Goal:
Reproduce the listing below character for character; drop every image.

[Saved entries]

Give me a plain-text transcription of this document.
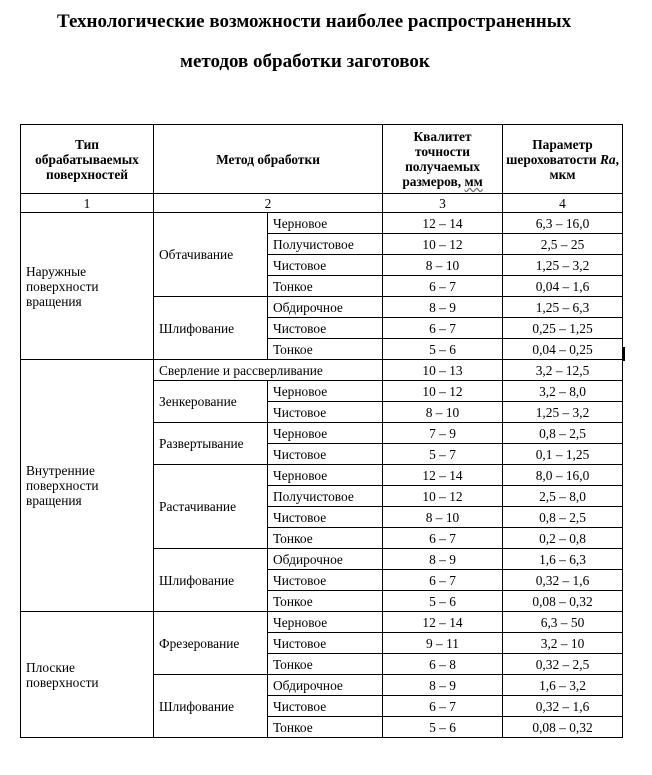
Технологические возможности наиболее распространенных
методов обработки заготовок
Тип обрабатываемых поверхностей	Метод обработки		Квалитет точности получаемых размеров, мм	Параметр шероховатости Ra, мкм
1	2		3	4
Наружные поверхности вращения	Обтачивание	Черновое	12 – 14	6,3 – 16,0
		Получистовое	10 – 12	2,5 – 25
		Чистовое	8 – 10	1,25 – 3,2
		Тонкое	6 – 7	0,04 – 1,6
	Шлифование	Обдирочное	8 – 9	1,25 – 6,3
		Чистовое	6 – 7	0,25 – 1,25
		Тонкое	5 – 6	0,04 – 0,25
Внутренние поверхности вращения	Сверление и рассверливание		10 – 13	3,2 – 12,5
	Зенкерование	Черновое	10 – 12	3,2 – 8,0
		Чистовое	8 – 10	1,25 – 3,2
	Развертывание	Черновое	7 – 9	0,8 – 2,5
		Чистовое	5 – 7	0,1 – 1,25
	Растачивание	Черновое	12 – 14	8,0 – 16,0
		Получистовое	10 – 12	2,5 – 8,0
		Чистовое	8 – 10	0,8 – 2,5
		Тонкое	6 – 7	0,2 – 0,8
	Шлифование	Обдирочное	8 – 9	1,6 – 6,3
		Чистовое	6 – 7	0,32 – 1,6
		Тонкое	5 – 6	0,08 – 0,32
Плоские поверхности	Фрезерование	Черновое	12 – 14	6,3 – 50
		Чистовое	9 – 11	3,2 – 10
		Тонкое	6 – 8	0,32 – 2,5
	Шлифование	Обдирочное	8 – 9	1,6 – 3,2
		Чистовое	6 – 7	0,32 – 1,6
		Тонкое	5 – 6	0,08 – 0,32
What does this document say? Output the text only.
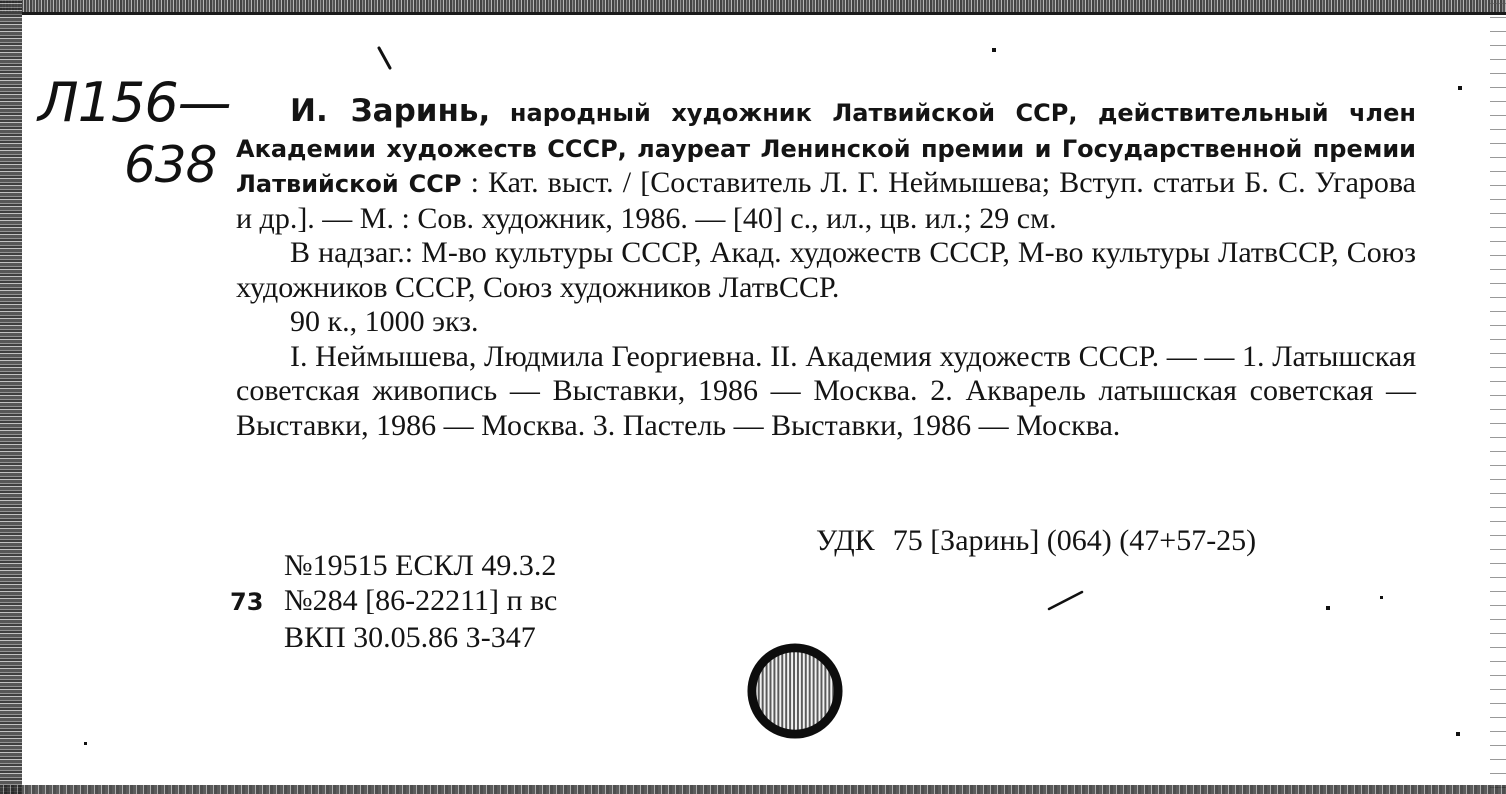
Л156—
638

И. Заринь, народный художник Латвийской ССР, действительный член Академии художеств СССР, лауреат Ленинской премии и Государственной премии Латвийской ССР : Кат. выст. / [Составитель Л. Г. Неймышева; Вступ. статьи Б. С. Угарова и др.]. — М. : Сов. художник, 1986. — [40] с., ил., цв. ил.; 29 см.

В надзаг.: М-во культуры СССР, Акад. художеств СССР, М-во культуры ЛатвССР, Союз художников СССР, Союз художников ЛатвССР.

90 к., 1000 экз.

I. Неймышева, Людмила Георгиевна. II. Академия художеств СССР. — — 1. Латышская советская живопись — Выставки, 1986 — Москва. 2. Акварель латышская советская — Выставки, 1986 — Москва. 3. Пастель — Выставки, 1986 — Москва.

УДК 75 [Заринь] (064) (47+57-25)
№19515 ЕСКЛ 49.3.2
73 №284 [86-22211] п вс
ВКП 30.05.86 З-347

Exercise response:
Give me a plain-text transcription of this document.
Технологические возможности наиболее распространенных
методов обработки заготовок
Тип обрабатываемых поверхностей	Метод обработки		Квалитет точности получаемых размеров, мм	Параметр шероховатости Ra, мкм
1	2		3	4
Наружные поверхности вращения	Обтачивание	Черновое	12 – 14	6,3 – 16,0
		Получистовое	10 – 12	2,5 – 25
		Чистовое	8 – 10	1,25 – 3,2
		Тонкое	6 – 7	0,04 – 1,6
	Шлифование	Обдирочное	8 – 9	1,25 – 6,3
		Чистовое	6 – 7	0,25 – 1,25
		Тонкое	5 – 6	0,04 – 0,25
Внутренние поверхности вращения	Сверление и рассверливание		10 – 13	3,2 – 12,5
	Зенкерование	Черновое	10 – 12	3,2 – 8,0
		Чистовое	8 – 10	1,25 – 3,2
	Развертывание	Черновое	7 – 9	0,8 – 2,5
		Чистовое	5 – 7	0,1 – 1,25
	Растачивание	Черновое	12 – 14	8,0 – 16,0
		Получистовое	10 – 12	2,5 – 8,0
		Чистовое	8 – 10	0,8 – 2,5
		Тонкое	6 – 7	0,2 – 0,8
	Шлифование	Обдирочное	8 – 9	1,6 – 6,3
		Чистовое	6 – 7	0,32 – 1,6
		Тонкое	5 – 6	0,08 – 0,32
Плоские поверхности	Фрезерование	Черновое	12 – 14	6,3 – 50
		Чистовое	9 – 11	3,2 – 10
		Тонкое	6 – 8	0,32 – 2,5
	Шлифование	Обдирочное	8 – 9	1,6 – 3,2
		Чистовое	6 – 7	0,32 – 1,6
		Тонкое	5 – 6	0,08 – 0,32
What does this document say? Output the text only.
Л156—
638

И. Заринь, народный художник Латвийской ССР, действительный член Академии художеств СССР, лауреат Ленинской премии и Государственной премии Латвийской ССР : Кат. выст. / [Составитель Л. Г. Неймышева; Вступ. статьи Б. С. Угарова и др.]. — М. : Сов. художник, 1986. — [40] с., ил., цв. ил.; 29 см.

В надзаг.: М-во культуры СССР, Акад. художеств СССР, М-во культуры ЛатвССР, Союз художников СССР, Союз художников ЛатвССР.

90 к., 1000 экз.

I. Неймышева, Людмила Георгиевна. II. Академия художеств СССР. — — 1. Латышская советская живопись — Выставки, 1986 — Москва. 2. Акварель латышская советская — Выставки, 1986 — Москва. 3. Пастель — Выставки, 1986 — Москва.

УДК 75 [Заринь] (064) (47+57-25)
№19515 ЕСКЛ 49.3.2
73 №284 [86-22211] п вс
ВКП 30.05.86 З-347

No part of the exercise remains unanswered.